Show every line containing "average" by copying it.

-----

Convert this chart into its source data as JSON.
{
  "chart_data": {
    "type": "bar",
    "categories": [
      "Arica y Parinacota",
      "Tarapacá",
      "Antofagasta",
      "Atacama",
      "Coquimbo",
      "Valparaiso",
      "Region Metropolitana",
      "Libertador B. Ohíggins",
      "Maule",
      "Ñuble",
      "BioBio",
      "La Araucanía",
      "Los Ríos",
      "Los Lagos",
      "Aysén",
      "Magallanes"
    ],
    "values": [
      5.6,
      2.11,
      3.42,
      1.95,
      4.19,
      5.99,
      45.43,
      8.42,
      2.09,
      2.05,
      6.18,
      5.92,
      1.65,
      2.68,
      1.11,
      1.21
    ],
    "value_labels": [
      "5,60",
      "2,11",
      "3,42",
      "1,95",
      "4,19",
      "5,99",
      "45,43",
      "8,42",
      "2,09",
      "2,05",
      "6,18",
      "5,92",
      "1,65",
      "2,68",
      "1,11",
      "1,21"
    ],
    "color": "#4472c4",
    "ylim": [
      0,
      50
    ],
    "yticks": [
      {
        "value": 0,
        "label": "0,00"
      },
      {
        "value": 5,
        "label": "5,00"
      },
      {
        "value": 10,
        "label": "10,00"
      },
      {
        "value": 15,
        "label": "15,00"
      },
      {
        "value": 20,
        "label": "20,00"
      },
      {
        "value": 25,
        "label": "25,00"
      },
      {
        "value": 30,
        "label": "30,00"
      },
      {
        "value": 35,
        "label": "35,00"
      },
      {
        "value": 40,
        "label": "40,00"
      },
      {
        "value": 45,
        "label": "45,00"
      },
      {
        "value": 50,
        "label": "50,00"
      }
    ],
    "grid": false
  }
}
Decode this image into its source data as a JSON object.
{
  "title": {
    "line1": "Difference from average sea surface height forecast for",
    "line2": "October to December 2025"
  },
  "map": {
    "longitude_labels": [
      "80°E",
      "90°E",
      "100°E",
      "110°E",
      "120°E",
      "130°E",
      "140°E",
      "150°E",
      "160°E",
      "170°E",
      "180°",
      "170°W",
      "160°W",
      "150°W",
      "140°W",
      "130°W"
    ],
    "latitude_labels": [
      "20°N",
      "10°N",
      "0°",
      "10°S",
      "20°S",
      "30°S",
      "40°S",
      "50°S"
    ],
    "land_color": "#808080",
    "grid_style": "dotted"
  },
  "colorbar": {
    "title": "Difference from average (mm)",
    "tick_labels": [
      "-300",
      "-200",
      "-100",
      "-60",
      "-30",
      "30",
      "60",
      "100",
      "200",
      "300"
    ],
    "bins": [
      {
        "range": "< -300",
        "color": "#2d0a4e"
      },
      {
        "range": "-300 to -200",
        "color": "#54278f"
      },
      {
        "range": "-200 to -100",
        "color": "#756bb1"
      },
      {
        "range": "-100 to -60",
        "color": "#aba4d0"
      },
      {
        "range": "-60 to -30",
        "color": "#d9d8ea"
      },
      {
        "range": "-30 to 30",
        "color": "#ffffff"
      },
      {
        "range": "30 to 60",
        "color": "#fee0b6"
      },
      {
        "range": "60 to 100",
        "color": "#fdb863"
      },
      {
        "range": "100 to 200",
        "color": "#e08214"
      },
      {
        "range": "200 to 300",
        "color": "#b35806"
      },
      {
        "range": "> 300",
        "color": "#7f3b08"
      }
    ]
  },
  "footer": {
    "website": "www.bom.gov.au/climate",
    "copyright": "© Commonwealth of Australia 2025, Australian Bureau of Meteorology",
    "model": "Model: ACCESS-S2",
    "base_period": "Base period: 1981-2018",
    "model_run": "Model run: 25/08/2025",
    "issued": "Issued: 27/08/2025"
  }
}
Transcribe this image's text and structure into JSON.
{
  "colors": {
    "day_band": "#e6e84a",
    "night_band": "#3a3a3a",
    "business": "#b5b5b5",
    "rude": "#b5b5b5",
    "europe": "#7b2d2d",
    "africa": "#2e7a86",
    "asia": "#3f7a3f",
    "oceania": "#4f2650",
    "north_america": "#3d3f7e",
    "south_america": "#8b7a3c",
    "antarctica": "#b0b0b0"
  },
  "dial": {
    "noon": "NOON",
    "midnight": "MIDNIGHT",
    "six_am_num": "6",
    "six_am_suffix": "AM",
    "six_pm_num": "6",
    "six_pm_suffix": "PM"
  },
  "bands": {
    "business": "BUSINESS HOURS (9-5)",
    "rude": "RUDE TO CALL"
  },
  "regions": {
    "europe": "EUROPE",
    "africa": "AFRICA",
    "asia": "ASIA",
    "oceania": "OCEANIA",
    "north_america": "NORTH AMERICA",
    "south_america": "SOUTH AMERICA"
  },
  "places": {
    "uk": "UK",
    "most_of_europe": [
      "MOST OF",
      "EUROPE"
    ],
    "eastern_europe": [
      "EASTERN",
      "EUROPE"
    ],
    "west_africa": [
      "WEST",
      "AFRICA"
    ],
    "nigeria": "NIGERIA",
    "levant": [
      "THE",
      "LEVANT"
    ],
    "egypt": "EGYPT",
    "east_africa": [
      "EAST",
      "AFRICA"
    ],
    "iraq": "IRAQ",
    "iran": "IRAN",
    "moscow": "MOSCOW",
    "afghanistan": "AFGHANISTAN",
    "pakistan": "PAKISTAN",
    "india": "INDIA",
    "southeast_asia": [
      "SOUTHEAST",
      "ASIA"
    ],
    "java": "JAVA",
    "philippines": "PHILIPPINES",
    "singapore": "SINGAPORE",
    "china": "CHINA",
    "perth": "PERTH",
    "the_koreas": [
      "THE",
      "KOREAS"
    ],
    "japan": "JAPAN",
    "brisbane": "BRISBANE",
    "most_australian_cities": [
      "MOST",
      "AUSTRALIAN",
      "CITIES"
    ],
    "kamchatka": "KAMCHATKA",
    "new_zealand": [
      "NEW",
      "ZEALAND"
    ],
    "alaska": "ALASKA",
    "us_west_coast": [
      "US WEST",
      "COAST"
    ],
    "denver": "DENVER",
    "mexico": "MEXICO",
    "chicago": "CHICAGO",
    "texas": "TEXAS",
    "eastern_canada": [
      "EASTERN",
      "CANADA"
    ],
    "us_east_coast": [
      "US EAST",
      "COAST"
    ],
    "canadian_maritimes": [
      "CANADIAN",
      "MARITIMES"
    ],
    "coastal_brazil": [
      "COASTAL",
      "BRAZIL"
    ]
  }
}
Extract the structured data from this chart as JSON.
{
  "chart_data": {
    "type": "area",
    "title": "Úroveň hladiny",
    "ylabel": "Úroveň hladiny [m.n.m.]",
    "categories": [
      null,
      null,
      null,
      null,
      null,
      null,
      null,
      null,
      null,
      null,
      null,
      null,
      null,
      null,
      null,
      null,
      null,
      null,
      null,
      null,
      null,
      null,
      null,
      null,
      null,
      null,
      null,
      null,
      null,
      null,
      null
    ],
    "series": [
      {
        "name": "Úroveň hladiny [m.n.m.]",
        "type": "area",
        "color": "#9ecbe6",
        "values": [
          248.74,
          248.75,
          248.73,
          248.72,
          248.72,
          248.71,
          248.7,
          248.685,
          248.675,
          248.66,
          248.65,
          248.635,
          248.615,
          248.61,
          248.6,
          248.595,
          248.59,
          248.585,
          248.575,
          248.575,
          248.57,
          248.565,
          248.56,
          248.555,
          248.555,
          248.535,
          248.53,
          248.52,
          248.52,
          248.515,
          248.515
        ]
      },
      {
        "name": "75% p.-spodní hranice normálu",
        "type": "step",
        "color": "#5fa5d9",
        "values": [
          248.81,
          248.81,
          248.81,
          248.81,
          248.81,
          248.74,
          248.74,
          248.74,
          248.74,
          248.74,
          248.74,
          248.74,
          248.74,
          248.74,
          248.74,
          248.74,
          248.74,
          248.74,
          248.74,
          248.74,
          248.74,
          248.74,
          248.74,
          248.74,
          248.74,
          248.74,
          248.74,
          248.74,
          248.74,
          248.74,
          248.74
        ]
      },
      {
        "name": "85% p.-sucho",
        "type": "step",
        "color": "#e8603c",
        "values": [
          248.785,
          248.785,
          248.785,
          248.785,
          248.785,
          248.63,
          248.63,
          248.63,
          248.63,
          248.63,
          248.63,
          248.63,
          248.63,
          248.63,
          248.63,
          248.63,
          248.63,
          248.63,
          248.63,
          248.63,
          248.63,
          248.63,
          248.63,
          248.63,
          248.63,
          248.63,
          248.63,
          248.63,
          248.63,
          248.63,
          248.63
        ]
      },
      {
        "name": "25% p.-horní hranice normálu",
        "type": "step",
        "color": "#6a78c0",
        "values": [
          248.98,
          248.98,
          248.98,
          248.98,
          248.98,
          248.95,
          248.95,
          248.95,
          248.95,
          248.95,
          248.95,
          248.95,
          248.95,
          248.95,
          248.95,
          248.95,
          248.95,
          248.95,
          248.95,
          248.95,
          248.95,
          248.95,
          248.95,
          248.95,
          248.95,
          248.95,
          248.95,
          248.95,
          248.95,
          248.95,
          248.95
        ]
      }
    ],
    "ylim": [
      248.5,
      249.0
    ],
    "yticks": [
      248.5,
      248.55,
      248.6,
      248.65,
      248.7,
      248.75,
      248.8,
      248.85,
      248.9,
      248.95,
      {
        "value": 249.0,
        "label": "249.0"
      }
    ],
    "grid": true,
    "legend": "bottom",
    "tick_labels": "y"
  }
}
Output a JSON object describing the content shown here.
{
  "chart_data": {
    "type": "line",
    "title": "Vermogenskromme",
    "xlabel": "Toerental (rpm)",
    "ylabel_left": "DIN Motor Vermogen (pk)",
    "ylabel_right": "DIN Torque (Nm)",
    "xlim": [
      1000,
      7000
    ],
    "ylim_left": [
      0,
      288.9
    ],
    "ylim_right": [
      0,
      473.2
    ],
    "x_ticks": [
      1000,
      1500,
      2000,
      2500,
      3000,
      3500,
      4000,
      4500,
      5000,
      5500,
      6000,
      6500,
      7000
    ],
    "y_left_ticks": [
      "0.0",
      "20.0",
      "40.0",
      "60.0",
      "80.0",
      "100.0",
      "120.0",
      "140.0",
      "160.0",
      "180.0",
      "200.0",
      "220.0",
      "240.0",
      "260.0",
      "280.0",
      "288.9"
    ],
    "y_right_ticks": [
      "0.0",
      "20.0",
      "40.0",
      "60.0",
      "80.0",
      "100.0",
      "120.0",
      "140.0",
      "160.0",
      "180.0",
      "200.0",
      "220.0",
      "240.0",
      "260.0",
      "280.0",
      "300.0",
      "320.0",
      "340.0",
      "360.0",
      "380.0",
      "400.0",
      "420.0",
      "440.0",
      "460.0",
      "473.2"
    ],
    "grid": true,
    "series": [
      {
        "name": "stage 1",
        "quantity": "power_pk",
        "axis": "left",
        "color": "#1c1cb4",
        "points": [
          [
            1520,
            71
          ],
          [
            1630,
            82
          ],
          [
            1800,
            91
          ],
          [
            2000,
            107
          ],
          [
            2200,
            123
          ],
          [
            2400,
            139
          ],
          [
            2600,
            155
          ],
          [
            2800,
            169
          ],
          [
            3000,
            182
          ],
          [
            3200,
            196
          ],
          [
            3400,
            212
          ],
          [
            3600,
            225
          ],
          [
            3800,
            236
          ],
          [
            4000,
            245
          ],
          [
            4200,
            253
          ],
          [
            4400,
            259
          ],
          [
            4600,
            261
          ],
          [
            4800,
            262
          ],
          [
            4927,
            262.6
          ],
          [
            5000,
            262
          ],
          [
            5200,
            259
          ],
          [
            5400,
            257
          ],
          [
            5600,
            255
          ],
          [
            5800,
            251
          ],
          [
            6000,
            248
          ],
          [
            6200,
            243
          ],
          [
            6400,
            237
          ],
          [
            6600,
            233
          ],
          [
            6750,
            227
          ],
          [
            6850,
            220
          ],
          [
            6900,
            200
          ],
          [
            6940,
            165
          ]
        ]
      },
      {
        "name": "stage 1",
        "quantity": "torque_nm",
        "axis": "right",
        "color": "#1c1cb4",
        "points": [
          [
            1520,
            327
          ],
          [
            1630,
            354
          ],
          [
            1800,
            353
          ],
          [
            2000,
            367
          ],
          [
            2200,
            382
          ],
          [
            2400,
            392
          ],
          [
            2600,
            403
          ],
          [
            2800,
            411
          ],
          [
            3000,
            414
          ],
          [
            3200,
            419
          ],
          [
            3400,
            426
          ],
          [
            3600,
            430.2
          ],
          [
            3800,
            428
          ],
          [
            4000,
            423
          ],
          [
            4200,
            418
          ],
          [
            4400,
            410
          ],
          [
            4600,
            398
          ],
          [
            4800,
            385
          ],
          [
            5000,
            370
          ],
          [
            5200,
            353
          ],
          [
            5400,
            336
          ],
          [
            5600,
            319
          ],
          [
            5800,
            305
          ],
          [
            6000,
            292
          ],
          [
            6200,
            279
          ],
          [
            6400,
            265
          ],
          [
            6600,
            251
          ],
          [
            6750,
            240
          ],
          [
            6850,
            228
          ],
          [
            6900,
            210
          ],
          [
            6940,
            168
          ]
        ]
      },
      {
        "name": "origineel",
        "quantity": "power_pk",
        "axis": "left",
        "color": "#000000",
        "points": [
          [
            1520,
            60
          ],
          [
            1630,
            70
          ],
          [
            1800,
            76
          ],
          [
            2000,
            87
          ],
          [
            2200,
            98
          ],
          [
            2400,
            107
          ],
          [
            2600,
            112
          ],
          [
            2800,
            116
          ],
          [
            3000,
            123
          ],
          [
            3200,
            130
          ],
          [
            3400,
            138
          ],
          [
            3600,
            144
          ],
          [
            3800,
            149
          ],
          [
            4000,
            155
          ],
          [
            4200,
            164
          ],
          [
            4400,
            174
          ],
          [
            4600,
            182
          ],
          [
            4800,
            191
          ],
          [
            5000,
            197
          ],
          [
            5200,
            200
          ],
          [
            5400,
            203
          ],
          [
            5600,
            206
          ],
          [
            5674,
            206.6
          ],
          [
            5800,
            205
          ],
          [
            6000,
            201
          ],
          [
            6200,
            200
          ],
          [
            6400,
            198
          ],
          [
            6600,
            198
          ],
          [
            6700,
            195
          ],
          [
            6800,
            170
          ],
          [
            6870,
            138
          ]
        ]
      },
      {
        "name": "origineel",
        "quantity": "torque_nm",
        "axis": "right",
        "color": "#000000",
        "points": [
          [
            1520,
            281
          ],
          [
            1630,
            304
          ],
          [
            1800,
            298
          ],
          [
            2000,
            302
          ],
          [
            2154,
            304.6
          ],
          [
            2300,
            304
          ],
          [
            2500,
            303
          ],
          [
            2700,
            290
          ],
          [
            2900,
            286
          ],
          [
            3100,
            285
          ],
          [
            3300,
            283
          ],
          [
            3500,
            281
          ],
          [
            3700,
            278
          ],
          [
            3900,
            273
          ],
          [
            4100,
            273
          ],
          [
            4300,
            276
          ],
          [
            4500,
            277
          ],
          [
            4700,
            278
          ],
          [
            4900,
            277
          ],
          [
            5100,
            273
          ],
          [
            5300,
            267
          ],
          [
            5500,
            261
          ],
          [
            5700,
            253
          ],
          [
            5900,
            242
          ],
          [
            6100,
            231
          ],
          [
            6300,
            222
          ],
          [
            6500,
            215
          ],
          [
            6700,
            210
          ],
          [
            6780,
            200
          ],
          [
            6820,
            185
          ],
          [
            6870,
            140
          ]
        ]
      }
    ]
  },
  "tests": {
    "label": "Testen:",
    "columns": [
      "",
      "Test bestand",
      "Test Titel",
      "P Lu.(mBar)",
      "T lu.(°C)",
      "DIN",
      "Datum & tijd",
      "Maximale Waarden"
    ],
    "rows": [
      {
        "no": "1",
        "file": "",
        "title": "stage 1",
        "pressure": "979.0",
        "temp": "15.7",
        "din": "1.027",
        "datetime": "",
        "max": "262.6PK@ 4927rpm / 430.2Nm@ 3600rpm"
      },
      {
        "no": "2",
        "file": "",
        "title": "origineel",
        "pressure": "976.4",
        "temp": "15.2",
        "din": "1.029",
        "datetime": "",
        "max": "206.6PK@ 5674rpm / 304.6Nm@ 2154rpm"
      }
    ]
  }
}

-----

# Task solution:
    "line1": "Difference from average sea surface height forecast for",
    "title": "Difference from average (mm)",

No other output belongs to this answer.